-- REQUIRED TASK --
Check each line of the listing below for the word "Dimension" and say how many lines have it. Nothing else should be written.

[start THE RECORDS]

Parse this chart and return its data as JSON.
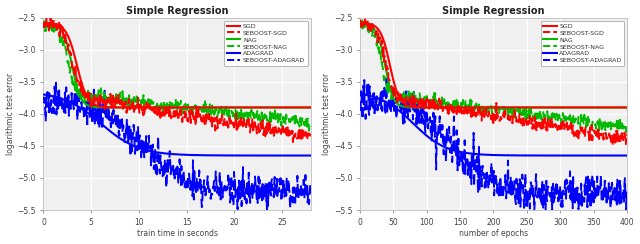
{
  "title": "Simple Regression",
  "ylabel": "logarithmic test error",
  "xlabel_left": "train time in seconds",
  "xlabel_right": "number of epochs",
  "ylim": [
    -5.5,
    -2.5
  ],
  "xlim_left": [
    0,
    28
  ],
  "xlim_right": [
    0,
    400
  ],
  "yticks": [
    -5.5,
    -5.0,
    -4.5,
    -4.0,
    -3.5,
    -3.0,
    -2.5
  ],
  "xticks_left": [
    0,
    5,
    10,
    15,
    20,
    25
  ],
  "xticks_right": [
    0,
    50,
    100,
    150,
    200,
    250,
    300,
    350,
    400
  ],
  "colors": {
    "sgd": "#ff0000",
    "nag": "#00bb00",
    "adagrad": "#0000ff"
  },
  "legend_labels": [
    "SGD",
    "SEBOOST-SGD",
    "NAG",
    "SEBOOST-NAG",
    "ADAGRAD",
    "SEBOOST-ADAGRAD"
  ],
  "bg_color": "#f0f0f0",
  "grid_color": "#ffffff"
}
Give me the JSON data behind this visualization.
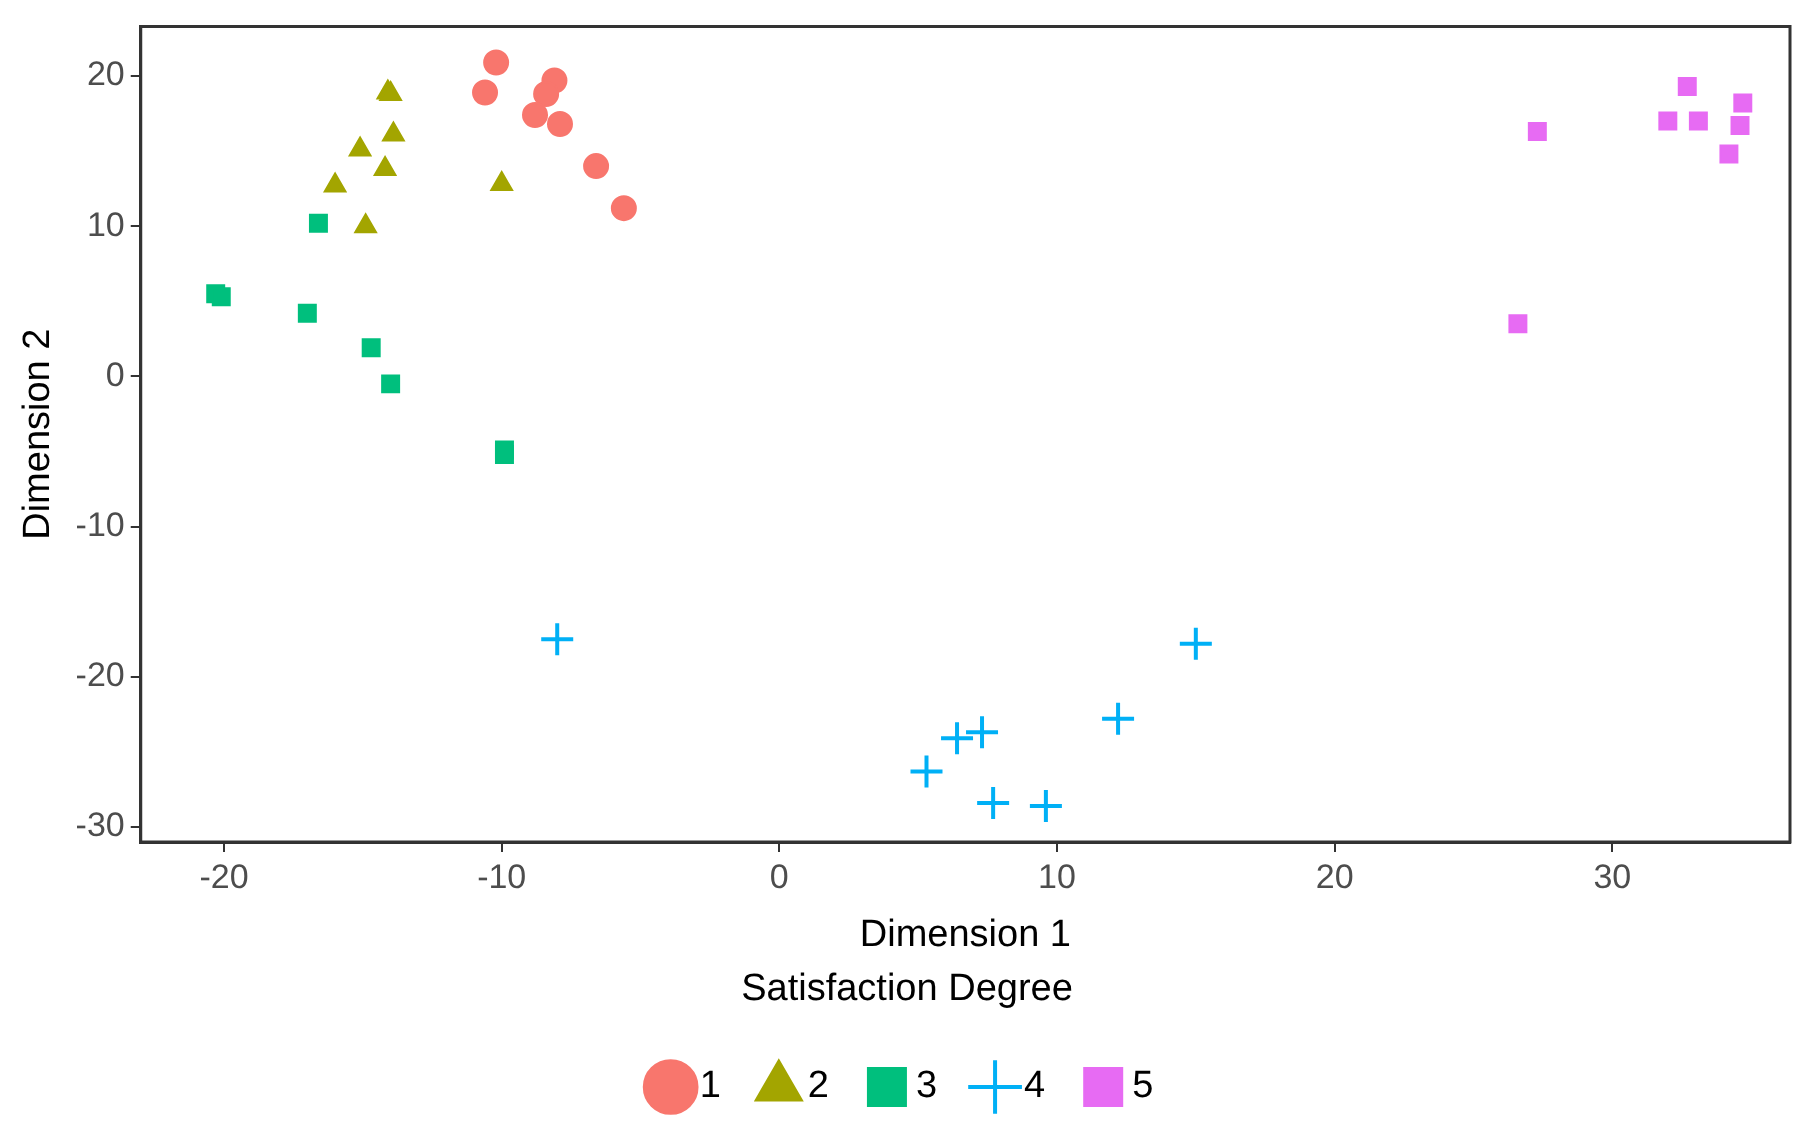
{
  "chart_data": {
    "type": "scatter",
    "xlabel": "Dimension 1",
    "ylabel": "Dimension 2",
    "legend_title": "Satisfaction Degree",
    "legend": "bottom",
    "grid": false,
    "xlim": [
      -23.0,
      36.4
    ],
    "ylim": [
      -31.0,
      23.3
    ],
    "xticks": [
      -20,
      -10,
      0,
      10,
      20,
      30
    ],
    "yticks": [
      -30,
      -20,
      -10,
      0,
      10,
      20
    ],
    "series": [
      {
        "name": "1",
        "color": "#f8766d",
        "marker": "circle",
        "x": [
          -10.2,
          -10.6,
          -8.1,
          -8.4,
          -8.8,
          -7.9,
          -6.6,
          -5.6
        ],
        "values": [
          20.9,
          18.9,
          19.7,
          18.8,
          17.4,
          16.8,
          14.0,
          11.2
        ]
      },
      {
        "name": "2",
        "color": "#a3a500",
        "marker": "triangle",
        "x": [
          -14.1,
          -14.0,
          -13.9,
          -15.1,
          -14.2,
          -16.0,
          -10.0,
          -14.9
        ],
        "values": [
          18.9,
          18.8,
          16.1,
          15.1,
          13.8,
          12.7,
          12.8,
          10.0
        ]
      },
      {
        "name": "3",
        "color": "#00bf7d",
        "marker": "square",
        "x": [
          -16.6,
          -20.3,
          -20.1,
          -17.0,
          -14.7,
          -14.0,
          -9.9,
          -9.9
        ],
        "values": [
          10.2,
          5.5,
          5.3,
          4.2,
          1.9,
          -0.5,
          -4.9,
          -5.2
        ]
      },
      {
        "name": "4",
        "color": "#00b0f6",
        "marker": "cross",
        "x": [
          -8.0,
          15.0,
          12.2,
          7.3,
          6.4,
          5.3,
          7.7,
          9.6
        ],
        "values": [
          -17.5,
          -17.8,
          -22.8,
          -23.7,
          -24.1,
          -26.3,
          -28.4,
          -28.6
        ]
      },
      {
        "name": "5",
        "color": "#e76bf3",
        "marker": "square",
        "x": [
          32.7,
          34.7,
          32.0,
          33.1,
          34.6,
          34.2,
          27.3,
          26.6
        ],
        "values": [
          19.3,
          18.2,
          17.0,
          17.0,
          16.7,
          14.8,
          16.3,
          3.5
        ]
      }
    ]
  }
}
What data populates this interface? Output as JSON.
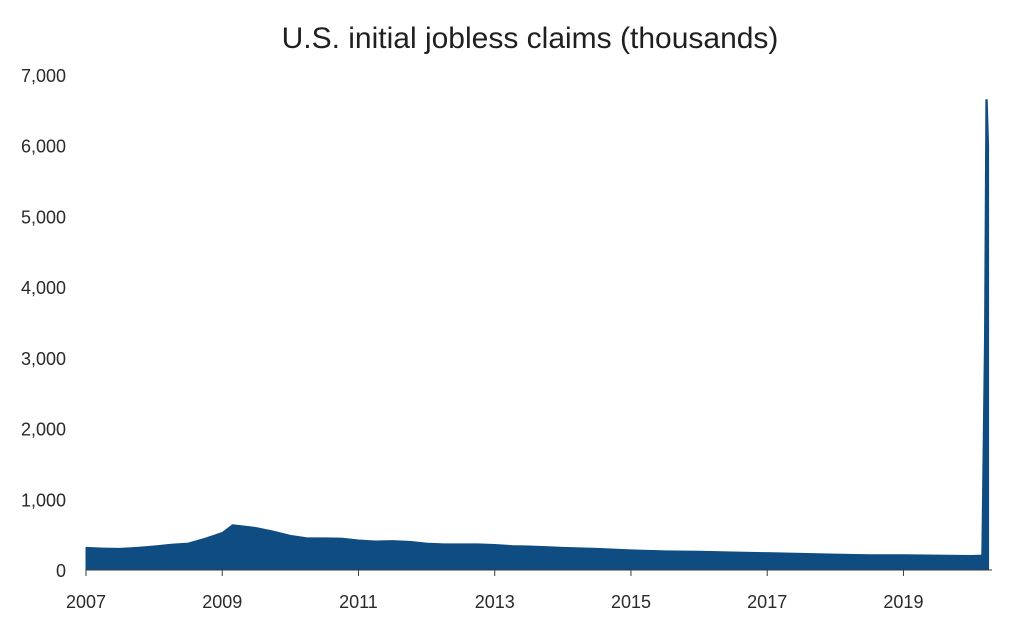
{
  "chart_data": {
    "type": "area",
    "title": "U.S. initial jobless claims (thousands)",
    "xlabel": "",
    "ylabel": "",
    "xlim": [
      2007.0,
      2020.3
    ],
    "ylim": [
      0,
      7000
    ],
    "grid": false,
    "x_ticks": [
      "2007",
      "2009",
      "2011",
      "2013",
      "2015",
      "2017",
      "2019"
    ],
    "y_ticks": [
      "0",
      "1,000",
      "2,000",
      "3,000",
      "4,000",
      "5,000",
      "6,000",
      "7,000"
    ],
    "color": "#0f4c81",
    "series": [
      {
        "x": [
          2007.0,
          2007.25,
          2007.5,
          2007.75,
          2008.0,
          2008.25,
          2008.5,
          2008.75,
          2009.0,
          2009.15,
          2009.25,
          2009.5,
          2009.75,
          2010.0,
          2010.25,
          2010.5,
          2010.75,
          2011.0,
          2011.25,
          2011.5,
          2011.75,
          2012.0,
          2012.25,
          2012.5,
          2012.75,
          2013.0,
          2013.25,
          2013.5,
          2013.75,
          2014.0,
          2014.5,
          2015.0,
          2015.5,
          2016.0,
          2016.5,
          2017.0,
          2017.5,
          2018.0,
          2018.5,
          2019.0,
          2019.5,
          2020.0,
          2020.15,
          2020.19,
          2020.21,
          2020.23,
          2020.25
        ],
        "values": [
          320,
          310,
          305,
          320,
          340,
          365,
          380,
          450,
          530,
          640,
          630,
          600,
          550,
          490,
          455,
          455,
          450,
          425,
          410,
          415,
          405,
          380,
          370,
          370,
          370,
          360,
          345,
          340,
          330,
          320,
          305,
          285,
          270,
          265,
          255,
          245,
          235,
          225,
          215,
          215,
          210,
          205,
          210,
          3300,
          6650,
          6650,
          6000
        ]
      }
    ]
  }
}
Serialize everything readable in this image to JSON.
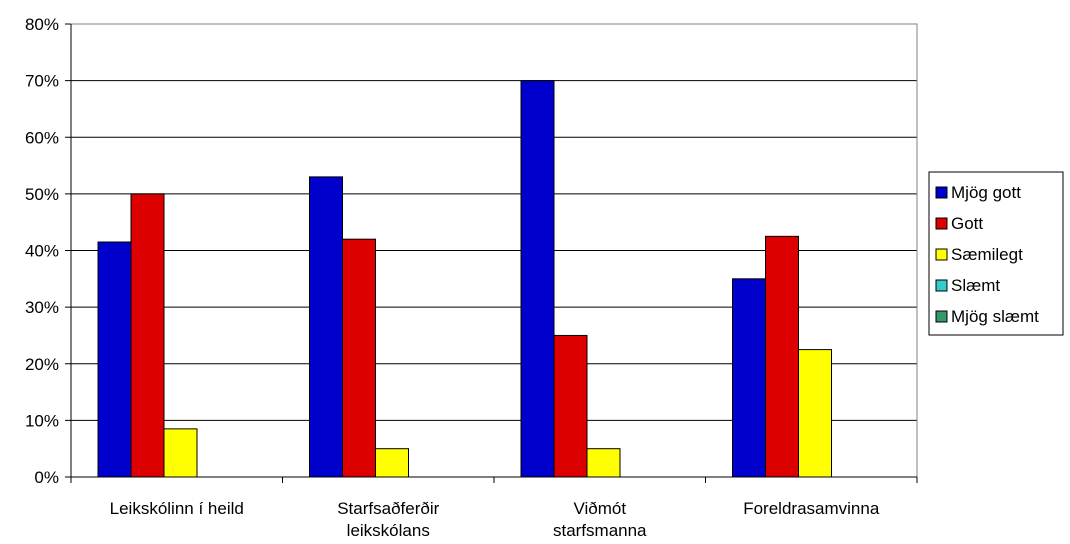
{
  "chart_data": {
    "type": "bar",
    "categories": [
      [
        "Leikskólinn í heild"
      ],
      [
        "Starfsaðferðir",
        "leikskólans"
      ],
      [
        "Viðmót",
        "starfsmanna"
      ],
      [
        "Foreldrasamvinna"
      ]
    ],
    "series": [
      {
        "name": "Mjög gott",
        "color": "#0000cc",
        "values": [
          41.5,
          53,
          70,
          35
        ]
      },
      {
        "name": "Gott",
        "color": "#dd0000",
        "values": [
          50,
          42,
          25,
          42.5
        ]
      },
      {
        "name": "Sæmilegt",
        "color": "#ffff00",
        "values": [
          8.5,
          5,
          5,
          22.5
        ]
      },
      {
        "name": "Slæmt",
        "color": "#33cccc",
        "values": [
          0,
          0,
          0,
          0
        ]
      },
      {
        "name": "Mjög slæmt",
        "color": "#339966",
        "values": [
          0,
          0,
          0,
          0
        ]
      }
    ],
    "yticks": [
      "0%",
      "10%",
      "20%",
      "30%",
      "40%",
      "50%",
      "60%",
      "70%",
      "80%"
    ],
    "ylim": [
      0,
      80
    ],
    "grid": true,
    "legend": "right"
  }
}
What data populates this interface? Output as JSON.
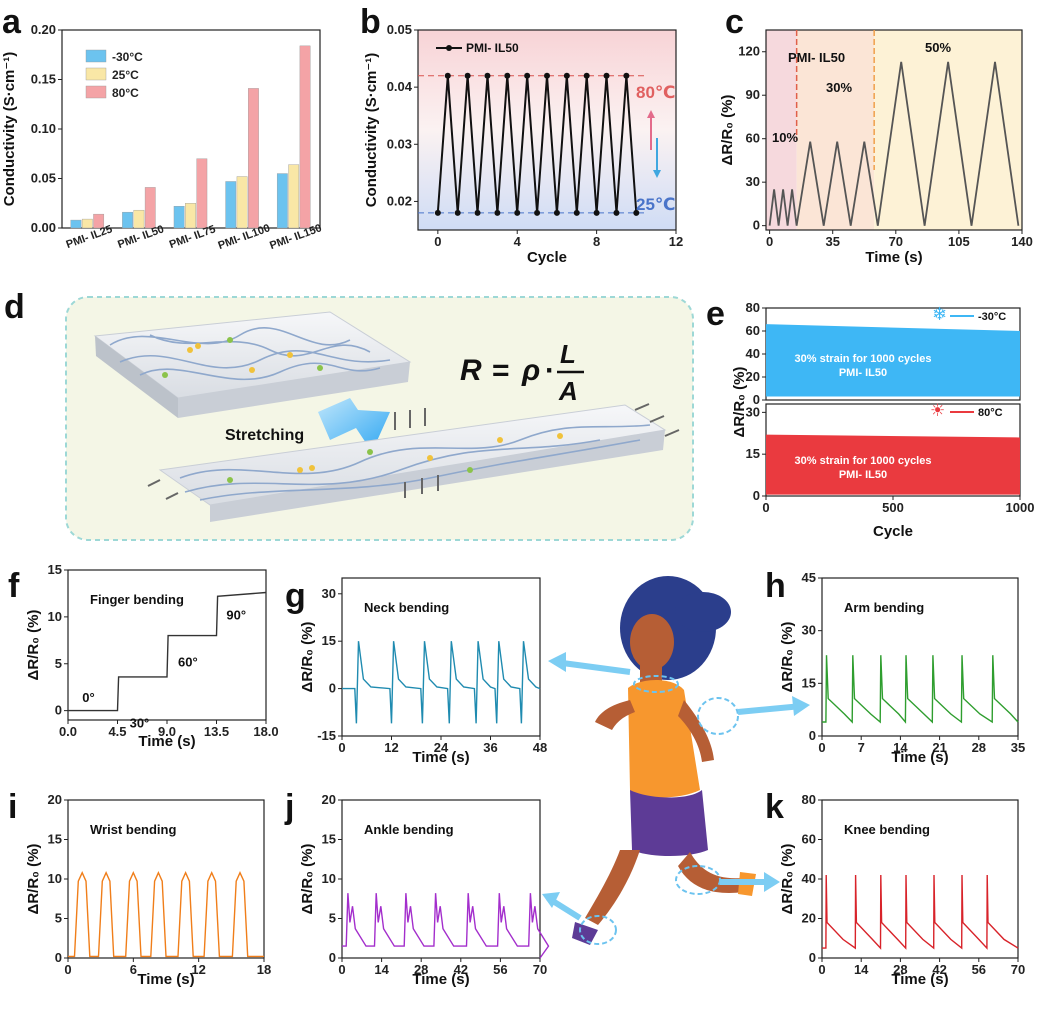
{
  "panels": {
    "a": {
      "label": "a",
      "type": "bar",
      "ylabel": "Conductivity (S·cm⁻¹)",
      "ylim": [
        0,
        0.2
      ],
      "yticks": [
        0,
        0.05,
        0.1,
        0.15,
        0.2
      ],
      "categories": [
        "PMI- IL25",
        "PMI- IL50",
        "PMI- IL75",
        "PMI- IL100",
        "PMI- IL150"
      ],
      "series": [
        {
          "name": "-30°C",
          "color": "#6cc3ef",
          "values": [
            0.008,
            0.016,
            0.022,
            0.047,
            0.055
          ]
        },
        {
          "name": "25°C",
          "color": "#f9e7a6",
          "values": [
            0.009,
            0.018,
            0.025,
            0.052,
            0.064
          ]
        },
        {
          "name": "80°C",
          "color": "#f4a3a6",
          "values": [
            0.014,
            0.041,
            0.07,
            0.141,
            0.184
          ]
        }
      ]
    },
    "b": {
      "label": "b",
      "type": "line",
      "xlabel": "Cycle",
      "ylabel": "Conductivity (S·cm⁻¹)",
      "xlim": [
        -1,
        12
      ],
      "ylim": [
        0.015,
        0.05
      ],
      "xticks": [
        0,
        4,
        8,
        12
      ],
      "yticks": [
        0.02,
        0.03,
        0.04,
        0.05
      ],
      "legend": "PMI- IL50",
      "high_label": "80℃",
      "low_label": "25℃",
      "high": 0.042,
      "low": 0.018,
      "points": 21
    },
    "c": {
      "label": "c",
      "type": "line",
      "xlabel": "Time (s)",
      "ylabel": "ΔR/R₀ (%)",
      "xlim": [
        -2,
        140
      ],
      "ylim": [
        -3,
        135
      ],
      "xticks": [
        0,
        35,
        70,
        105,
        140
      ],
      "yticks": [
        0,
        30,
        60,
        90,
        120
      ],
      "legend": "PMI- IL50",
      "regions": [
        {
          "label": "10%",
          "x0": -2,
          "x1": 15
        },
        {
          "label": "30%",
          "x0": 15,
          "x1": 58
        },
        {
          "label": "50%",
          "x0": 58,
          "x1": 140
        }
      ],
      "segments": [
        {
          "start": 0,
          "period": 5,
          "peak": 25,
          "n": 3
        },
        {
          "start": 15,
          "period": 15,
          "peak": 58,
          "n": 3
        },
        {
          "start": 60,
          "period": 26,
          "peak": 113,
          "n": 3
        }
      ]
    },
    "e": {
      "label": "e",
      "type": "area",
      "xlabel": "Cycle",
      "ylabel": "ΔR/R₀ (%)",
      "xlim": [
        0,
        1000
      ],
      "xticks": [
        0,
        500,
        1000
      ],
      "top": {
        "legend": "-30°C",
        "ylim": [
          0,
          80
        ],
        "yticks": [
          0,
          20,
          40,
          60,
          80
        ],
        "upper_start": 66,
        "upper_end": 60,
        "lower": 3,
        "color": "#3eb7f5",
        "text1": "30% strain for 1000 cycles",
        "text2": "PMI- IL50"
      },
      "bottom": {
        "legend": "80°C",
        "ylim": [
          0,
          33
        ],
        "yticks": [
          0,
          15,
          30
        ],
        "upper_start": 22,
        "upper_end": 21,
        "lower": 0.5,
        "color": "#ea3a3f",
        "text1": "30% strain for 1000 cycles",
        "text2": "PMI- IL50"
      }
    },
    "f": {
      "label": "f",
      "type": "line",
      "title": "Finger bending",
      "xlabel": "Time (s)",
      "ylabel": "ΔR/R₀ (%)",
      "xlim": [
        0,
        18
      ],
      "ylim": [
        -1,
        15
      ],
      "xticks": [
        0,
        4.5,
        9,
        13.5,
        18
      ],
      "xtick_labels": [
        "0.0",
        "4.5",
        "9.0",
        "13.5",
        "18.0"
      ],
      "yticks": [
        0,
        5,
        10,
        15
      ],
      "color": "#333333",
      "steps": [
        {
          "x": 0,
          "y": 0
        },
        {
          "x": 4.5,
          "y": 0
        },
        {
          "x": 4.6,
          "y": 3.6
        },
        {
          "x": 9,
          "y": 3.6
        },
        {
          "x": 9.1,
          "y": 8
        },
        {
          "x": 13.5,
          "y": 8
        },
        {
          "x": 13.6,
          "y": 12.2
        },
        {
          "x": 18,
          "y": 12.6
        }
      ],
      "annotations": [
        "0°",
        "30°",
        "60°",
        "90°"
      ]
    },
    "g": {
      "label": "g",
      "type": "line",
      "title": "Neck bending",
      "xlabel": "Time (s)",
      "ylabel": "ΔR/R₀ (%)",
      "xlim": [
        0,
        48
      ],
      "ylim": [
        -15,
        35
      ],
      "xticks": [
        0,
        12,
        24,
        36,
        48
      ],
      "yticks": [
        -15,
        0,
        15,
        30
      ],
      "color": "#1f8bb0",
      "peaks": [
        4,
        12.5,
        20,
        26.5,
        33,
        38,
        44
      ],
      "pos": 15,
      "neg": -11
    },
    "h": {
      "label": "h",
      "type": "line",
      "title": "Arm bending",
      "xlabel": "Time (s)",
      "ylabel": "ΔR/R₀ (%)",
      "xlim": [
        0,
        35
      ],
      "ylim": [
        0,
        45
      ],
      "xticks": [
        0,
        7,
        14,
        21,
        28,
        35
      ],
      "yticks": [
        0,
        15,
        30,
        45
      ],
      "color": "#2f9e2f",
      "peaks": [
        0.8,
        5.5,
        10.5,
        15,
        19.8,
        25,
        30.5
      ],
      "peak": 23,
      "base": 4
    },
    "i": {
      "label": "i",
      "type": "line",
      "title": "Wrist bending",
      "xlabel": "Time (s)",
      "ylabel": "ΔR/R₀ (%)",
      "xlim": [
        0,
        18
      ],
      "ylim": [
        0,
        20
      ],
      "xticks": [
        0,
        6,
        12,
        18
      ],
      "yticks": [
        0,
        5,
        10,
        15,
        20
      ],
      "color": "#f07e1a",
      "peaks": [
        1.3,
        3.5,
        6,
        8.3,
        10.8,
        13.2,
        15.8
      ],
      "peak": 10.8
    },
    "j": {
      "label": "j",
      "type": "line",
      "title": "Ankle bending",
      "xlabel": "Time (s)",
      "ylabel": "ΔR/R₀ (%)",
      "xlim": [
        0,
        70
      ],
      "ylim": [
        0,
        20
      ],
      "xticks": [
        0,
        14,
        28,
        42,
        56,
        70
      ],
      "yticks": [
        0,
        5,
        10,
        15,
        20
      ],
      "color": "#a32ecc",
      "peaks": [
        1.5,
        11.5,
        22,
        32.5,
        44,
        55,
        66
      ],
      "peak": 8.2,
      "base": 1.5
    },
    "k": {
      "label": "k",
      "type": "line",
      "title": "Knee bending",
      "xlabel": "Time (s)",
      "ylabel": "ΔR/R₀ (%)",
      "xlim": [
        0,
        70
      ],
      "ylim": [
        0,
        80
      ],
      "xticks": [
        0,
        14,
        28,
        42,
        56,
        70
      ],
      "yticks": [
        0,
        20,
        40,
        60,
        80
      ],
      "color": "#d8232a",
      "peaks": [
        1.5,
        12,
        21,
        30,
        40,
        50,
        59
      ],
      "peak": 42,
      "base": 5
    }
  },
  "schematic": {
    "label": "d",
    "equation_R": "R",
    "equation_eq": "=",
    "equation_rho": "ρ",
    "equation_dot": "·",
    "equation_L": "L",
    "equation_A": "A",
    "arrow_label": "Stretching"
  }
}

[end THE RECORDS]

-- REPLY --
2